**Stated exercise**
Return every record below exactly as written, omitting any pictures.

**Data for processing**

·····

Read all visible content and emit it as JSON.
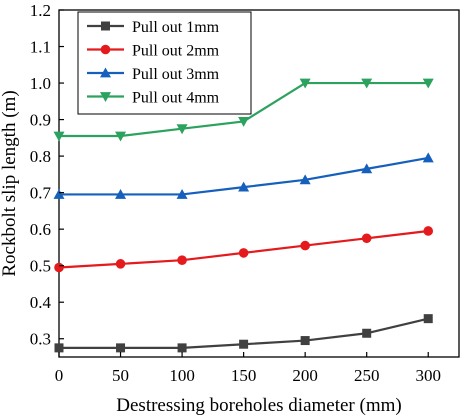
{
  "chart_data": {
    "type": "line",
    "title": "",
    "xlabel": "Destressing boreholes diameter (mm)",
    "ylabel": "Rockbolt slip length (m)",
    "xlim": [
      0,
      325
    ],
    "ylim": [
      0.25,
      1.2
    ],
    "x": [
      0,
      50,
      100,
      150,
      200,
      250,
      300
    ],
    "xticks": [
      "0",
      "50",
      "100",
      "150",
      "200",
      "250",
      "300"
    ],
    "yticks": [
      "0.3",
      "0.4",
      "0.5",
      "0.6",
      "0.7",
      "0.8",
      "0.9",
      "1.0",
      "1.1",
      "1.2"
    ],
    "legend_position": "top-left",
    "grid": false,
    "series": [
      {
        "name": "Pull out 1mm",
        "color": "#404040",
        "marker": "square",
        "values": [
          0.275,
          0.275,
          0.275,
          0.285,
          0.295,
          0.315,
          0.355
        ]
      },
      {
        "name": "Pull out 2mm",
        "color": "#e41a1c",
        "marker": "circle",
        "values": [
          0.495,
          0.505,
          0.515,
          0.535,
          0.555,
          0.575,
          0.595
        ]
      },
      {
        "name": "Pull out 3mm",
        "color": "#1560bd",
        "marker": "triangle-up",
        "values": [
          0.695,
          0.695,
          0.695,
          0.715,
          0.735,
          0.765,
          0.795
        ]
      },
      {
        "name": "Pull out 4mm",
        "color": "#2ca25f",
        "marker": "triangle-down",
        "values": [
          0.855,
          0.855,
          0.875,
          0.895,
          1.0,
          1.0,
          1.0
        ]
      }
    ]
  }
}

·····

**Answer below**
Read all visible content and emit it as JSON.
{
  "chart_data": {
    "type": "line",
    "title": "",
    "xlabel": "Destressing boreholes diameter (mm)",
    "ylabel": "Rockbolt slip length (m)",
    "xlim": [
      0,
      325
    ],
    "ylim": [
      0.25,
      1.2
    ],
    "x": [
      0,
      50,
      100,
      150,
      200,
      250,
      300
    ],
    "xticks": [
      "0",
      "50",
      "100",
      "150",
      "200",
      "250",
      "300"
    ],
    "yticks": [
      "0.3",
      "0.4",
      "0.5",
      "0.6",
      "0.7",
      "0.8",
      "0.9",
      "1.0",
      "1.1",
      "1.2"
    ],
    "legend_position": "top-left",
    "grid": false,
    "series": [
      {
        "name": "Pull out 1mm",
        "color": "#404040",
        "marker": "square",
        "values": [
          0.275,
          0.275,
          0.275,
          0.285,
          0.295,
          0.315,
          0.355
        ]
      },
      {
        "name": "Pull out 2mm",
        "color": "#e41a1c",
        "marker": "circle",
        "values": [
          0.495,
          0.505,
          0.515,
          0.535,
          0.555,
          0.575,
          0.595
        ]
      },
      {
        "name": "Pull out 3mm",
        "color": "#1560bd",
        "marker": "triangle-up",
        "values": [
          0.695,
          0.695,
          0.695,
          0.715,
          0.735,
          0.765,
          0.795
        ]
      },
      {
        "name": "Pull out 4mm",
        "color": "#2ca25f",
        "marker": "triangle-down",
        "values": [
          0.855,
          0.855,
          0.875,
          0.895,
          1.0,
          1.0,
          1.0
        ]
      }
    ]
  }
}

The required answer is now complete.